• [PROBLEM DESCRIPTION]
Your task is to print all of the data word for word.

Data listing
-- begin --
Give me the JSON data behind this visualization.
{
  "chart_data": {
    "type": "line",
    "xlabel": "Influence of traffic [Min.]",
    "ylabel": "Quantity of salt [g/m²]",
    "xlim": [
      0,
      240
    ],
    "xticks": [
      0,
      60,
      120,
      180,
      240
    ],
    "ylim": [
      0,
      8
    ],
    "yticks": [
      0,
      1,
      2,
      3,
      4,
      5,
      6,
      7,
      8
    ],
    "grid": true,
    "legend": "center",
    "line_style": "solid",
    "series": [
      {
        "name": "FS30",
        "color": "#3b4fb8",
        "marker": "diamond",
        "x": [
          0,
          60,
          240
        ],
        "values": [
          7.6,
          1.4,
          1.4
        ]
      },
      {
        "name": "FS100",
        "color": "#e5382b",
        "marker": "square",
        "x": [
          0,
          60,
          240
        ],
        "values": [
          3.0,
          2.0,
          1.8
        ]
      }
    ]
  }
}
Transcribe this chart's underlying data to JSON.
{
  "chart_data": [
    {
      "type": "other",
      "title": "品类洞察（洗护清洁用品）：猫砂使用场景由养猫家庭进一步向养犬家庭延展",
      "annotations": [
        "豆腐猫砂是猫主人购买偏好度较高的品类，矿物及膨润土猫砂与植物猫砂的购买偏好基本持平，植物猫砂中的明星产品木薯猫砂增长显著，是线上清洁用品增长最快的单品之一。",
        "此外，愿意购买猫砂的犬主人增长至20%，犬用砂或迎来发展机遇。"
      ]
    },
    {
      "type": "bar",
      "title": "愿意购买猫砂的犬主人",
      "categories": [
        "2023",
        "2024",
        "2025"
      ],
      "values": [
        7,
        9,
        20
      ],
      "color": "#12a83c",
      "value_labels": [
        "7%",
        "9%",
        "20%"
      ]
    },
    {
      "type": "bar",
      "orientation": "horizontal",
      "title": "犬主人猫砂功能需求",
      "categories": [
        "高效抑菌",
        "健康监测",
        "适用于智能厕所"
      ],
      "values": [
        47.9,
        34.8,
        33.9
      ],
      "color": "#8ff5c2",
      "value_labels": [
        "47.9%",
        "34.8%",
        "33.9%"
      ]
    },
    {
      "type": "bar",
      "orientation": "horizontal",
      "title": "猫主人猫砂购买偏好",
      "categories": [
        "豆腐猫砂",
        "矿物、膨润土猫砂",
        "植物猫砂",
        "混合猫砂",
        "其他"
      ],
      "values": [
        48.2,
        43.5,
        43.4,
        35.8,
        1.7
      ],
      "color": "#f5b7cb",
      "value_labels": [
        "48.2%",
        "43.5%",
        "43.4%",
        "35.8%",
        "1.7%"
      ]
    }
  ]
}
-- end --
• [ANSWER BELOW]
Give me the JSON data behind this visualization.
{
  "chart_data": {
    "type": "line",
    "xlabel": "Influence of traffic [Min.]",
    "ylabel": "Quantity of salt [g/m²]",
    "xlim": [
      0,
      240
    ],
    "xticks": [
      0,
      60,
      120,
      180,
      240
    ],
    "ylim": [
      0,
      8
    ],
    "yticks": [
      0,
      1,
      2,
      3,
      4,
      5,
      6,
      7,
      8
    ],
    "grid": true,
    "legend": "center",
    "line_style": "solid",
    "series": [
      {
        "name": "FS30",
        "color": "#3b4fb8",
        "marker": "diamond",
        "x": [
          0,
          60,
          240
        ],
        "values": [
          7.6,
          1.4,
          1.4
        ]
      },
      {
        "name": "FS100",
        "color": "#e5382b",
        "marker": "square",
        "x": [
          0,
          60,
          240
        ],
        "values": [
          3.0,
          2.0,
          1.8
        ]
      }
    ]
  }
}
Transcribe this chart's underlying data to JSON.
{
  "chart_data": [
    {
      "type": "other",
      "title": "品类洞察（洗护清洁用品）：猫砂使用场景由养猫家庭进一步向养犬家庭延展",
      "annotations": [
        "豆腐猫砂是猫主人购买偏好度较高的品类，矿物及膨润土猫砂与植物猫砂的购买偏好基本持平，植物猫砂中的明星产品木薯猫砂增长显著，是线上清洁用品增长最快的单品之一。",
        "此外，愿意购买猫砂的犬主人增长至20%，犬用砂或迎来发展机遇。"
      ]
    },
    {
      "type": "bar",
      "title": "愿意购买猫砂的犬主人",
      "categories": [
        "2023",
        "2024",
        "2025"
      ],
      "values": [
        7,
        9,
        20
      ],
      "color": "#12a83c",
      "value_labels": [
        "7%",
        "9%",
        "20%"
      ]
    },
    {
      "type": "bar",
      "orientation": "horizontal",
      "title": "犬主人猫砂功能需求",
      "categories": [
        "高效抑菌",
        "健康监测",
        "适用于智能厕所"
      ],
      "values": [
        47.9,
        34.8,
        33.9
      ],
      "color": "#8ff5c2",
      "value_labels": [
        "47.9%",
        "34.8%",
        "33.9%"
      ]
    },
    {
      "type": "bar",
      "orientation": "horizontal",
      "title": "猫主人猫砂购买偏好",
      "categories": [
        "豆腐猫砂",
        "矿物、膨润土猫砂",
        "植物猫砂",
        "混合猫砂",
        "其他"
      ],
      "values": [
        48.2,
        43.5,
        43.4,
        35.8,
        1.7
      ],
      "color": "#f5b7cb",
      "value_labels": [
        "48.2%",
        "43.5%",
        "43.4%",
        "35.8%",
        "1.7%"
      ]
    }
  ]
}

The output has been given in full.